Locate the word "biexponential" in the entries below, then gather every line that holds it.

Figure contents as structured data:
..........
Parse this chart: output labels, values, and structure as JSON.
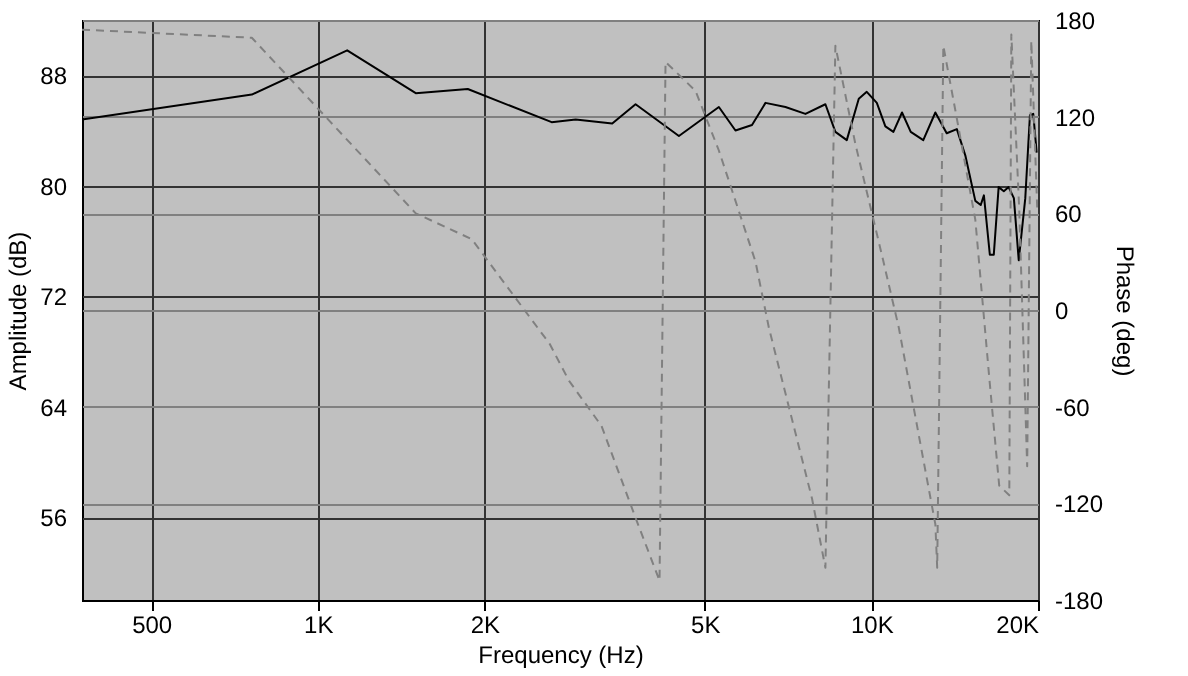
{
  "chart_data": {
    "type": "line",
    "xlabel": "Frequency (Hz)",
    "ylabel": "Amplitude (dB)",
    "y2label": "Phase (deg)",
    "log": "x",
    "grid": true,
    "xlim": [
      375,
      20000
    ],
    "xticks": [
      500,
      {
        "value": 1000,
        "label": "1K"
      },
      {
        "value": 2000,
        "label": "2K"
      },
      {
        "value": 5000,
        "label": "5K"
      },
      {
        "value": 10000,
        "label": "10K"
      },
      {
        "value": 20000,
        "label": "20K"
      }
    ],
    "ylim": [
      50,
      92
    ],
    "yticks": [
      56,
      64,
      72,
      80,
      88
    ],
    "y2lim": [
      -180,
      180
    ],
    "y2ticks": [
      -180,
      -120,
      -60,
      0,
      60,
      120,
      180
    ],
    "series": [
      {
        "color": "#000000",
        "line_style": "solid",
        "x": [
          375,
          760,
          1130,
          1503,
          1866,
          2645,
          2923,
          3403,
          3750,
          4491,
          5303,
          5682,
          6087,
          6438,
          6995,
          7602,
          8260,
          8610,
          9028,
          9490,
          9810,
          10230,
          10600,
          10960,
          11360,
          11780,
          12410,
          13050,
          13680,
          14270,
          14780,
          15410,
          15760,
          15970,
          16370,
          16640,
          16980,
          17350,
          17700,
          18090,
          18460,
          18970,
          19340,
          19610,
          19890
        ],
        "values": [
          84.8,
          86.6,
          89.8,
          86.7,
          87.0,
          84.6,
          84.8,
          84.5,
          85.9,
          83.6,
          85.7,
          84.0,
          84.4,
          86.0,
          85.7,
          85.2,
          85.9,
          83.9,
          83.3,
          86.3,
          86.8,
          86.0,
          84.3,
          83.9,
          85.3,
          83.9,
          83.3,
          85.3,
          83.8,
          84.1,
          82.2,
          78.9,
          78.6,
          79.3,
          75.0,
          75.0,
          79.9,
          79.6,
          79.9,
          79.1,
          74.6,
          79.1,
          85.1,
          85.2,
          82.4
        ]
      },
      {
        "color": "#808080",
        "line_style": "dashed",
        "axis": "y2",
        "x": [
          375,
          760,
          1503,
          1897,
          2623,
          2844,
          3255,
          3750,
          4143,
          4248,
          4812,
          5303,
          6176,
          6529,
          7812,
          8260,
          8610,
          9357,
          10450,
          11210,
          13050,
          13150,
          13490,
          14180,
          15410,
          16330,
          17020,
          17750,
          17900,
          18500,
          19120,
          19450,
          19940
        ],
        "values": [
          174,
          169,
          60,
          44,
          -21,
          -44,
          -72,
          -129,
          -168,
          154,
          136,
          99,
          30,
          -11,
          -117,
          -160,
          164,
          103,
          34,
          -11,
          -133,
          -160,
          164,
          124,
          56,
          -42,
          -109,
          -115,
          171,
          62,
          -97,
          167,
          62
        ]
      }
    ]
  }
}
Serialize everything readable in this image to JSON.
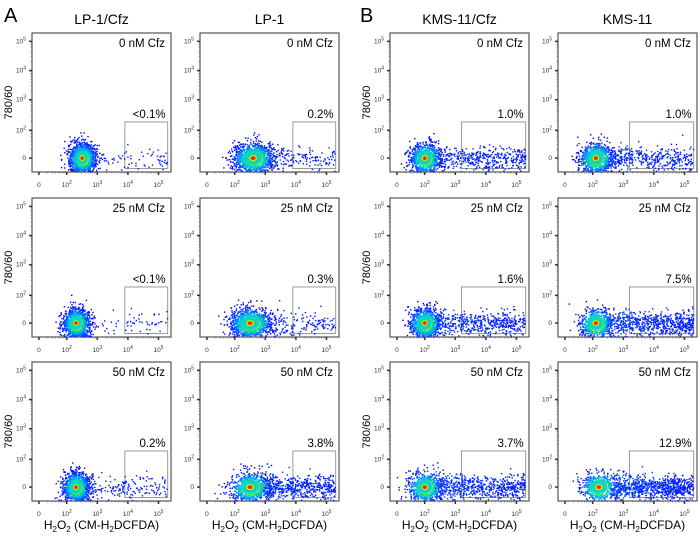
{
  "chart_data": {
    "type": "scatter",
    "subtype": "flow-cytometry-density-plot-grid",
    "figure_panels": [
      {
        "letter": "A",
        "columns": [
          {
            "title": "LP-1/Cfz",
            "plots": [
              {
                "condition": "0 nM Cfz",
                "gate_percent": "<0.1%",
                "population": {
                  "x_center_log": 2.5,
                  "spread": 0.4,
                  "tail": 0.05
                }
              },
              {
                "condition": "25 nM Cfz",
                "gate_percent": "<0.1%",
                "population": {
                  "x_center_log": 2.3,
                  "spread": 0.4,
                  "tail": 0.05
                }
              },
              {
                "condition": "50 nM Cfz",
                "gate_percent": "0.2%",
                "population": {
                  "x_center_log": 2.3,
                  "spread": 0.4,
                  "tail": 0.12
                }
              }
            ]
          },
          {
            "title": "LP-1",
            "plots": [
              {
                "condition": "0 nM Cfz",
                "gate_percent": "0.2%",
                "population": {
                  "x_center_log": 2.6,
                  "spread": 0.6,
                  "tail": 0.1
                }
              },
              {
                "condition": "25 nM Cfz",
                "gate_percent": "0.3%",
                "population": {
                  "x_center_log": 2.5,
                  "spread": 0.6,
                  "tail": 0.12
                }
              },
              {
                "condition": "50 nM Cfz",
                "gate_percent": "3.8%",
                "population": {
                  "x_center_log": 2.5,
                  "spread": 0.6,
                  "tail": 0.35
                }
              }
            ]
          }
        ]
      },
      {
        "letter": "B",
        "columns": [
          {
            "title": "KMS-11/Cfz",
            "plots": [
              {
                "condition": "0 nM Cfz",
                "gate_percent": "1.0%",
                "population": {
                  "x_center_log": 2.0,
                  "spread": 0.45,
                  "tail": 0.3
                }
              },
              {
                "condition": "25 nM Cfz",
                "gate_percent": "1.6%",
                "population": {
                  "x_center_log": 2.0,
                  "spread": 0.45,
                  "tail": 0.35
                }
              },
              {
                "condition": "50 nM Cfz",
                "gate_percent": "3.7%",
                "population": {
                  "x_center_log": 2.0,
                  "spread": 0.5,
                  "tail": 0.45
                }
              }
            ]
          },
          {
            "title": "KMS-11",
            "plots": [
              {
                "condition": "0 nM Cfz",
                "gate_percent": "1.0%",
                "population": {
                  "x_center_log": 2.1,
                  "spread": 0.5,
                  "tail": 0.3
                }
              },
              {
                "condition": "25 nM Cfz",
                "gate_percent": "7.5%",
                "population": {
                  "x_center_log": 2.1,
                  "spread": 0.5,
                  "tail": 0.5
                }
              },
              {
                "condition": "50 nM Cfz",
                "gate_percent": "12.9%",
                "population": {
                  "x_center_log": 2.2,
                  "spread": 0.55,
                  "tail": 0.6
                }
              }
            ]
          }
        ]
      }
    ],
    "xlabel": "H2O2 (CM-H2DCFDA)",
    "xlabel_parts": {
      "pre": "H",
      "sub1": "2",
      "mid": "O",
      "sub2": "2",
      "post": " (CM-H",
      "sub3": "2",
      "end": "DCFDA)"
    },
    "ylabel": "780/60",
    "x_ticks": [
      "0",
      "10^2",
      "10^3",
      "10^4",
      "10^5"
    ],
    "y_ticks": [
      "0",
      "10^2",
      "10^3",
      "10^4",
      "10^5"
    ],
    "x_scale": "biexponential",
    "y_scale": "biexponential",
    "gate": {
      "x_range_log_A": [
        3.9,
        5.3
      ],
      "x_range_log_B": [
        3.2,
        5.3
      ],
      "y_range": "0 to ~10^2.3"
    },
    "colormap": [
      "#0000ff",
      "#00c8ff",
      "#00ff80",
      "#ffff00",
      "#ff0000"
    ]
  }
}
..........
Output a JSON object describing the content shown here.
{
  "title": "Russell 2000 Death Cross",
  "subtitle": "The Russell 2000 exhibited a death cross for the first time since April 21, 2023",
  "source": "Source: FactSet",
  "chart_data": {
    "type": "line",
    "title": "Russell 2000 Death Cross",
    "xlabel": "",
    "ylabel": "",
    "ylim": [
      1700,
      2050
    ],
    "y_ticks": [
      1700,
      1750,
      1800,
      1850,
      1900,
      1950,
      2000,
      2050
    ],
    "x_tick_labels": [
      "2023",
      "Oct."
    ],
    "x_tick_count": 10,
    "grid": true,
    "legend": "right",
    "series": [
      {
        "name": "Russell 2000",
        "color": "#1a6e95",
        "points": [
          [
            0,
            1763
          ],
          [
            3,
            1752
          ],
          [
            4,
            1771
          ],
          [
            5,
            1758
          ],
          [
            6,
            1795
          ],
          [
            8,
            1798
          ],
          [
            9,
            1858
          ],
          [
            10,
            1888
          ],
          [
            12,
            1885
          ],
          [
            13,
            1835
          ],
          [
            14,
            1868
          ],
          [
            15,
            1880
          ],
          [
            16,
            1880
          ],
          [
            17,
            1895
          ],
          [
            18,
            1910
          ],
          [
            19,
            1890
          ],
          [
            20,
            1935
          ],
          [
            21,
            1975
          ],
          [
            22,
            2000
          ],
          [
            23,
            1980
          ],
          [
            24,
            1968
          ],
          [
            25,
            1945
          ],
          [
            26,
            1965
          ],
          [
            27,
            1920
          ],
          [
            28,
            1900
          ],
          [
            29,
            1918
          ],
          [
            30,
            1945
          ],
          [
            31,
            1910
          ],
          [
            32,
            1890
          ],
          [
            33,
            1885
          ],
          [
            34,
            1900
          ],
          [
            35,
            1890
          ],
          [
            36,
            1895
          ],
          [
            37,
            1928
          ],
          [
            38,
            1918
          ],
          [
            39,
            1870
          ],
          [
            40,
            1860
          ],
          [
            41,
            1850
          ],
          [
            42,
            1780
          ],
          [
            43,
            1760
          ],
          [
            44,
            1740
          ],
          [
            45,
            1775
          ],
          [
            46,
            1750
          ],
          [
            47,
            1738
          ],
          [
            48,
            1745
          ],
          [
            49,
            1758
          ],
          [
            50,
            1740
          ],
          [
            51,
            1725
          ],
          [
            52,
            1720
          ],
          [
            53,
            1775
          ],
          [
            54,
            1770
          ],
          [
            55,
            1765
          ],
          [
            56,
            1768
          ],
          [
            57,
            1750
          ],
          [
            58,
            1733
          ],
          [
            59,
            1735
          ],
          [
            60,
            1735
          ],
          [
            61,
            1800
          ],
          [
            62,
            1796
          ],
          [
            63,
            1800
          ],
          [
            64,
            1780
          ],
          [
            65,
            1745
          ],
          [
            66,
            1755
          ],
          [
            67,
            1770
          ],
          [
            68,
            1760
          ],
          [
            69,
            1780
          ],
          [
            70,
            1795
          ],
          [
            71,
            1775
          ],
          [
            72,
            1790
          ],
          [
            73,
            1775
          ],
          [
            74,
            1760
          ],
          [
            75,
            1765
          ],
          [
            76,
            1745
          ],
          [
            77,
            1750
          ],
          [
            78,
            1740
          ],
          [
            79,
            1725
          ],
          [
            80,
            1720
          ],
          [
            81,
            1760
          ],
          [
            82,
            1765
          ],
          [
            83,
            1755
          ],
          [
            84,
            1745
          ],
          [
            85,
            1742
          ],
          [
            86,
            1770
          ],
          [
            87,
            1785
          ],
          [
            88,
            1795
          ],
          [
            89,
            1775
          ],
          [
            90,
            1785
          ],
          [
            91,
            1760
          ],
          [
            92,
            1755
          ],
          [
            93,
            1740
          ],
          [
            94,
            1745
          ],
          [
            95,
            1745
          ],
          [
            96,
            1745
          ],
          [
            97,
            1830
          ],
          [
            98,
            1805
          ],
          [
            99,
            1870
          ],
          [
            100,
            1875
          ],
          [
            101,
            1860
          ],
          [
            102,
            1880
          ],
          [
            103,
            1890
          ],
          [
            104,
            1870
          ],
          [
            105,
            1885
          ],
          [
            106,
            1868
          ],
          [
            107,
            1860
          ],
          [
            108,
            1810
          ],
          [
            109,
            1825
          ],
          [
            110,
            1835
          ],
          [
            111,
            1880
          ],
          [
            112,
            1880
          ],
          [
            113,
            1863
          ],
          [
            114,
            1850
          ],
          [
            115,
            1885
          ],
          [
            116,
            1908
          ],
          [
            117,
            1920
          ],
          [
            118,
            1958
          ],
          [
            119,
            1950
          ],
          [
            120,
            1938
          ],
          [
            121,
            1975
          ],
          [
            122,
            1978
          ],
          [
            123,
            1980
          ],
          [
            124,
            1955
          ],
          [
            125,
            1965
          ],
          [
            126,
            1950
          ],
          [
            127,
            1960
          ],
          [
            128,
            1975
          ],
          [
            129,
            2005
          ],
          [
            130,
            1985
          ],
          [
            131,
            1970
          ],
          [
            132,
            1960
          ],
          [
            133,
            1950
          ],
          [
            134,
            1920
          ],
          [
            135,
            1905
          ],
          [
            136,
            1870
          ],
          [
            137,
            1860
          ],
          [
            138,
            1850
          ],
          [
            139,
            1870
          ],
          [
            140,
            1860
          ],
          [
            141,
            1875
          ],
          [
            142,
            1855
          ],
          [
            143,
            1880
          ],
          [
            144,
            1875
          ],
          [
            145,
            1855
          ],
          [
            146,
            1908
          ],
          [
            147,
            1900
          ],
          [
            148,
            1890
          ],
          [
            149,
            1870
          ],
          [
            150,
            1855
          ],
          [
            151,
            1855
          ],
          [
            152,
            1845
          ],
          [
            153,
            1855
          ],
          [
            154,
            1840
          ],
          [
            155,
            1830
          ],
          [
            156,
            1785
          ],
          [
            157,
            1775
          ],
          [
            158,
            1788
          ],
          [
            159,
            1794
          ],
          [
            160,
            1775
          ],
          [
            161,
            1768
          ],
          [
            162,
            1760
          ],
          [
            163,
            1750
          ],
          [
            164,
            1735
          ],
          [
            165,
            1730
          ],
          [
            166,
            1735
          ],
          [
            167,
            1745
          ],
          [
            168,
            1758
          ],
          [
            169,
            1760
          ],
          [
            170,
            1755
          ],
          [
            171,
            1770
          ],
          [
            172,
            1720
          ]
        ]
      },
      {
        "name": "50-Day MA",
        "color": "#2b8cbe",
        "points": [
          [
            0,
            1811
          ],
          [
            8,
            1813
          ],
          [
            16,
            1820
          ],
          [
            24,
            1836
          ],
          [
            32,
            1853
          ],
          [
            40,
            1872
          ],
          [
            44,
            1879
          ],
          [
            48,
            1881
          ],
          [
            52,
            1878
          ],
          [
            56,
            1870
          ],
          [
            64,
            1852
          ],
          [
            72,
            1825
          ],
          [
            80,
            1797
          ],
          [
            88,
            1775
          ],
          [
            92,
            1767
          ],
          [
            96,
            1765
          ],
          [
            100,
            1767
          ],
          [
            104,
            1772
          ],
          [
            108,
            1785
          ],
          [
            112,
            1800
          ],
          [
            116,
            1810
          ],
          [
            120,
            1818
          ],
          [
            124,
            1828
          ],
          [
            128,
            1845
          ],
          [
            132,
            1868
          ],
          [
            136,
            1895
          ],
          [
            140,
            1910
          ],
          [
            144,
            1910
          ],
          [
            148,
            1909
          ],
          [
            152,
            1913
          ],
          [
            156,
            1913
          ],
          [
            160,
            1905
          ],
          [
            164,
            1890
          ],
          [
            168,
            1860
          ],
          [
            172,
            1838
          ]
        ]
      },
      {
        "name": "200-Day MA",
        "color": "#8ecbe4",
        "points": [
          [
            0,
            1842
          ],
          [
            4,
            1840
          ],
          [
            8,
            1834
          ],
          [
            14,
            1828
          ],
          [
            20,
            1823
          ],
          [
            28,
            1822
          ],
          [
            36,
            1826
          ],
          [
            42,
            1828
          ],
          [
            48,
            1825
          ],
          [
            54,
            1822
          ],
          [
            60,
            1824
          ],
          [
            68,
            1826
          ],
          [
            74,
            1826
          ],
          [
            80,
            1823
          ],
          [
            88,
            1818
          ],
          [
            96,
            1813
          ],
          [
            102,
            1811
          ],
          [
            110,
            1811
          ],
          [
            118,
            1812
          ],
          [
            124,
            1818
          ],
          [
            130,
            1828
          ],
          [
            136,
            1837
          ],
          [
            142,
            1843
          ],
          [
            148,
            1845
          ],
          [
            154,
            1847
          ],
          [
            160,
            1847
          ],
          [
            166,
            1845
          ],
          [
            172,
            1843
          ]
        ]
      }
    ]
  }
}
..........
*RESULT*
    "x_scale": "biexponential",
    "y_scale": "biexponential",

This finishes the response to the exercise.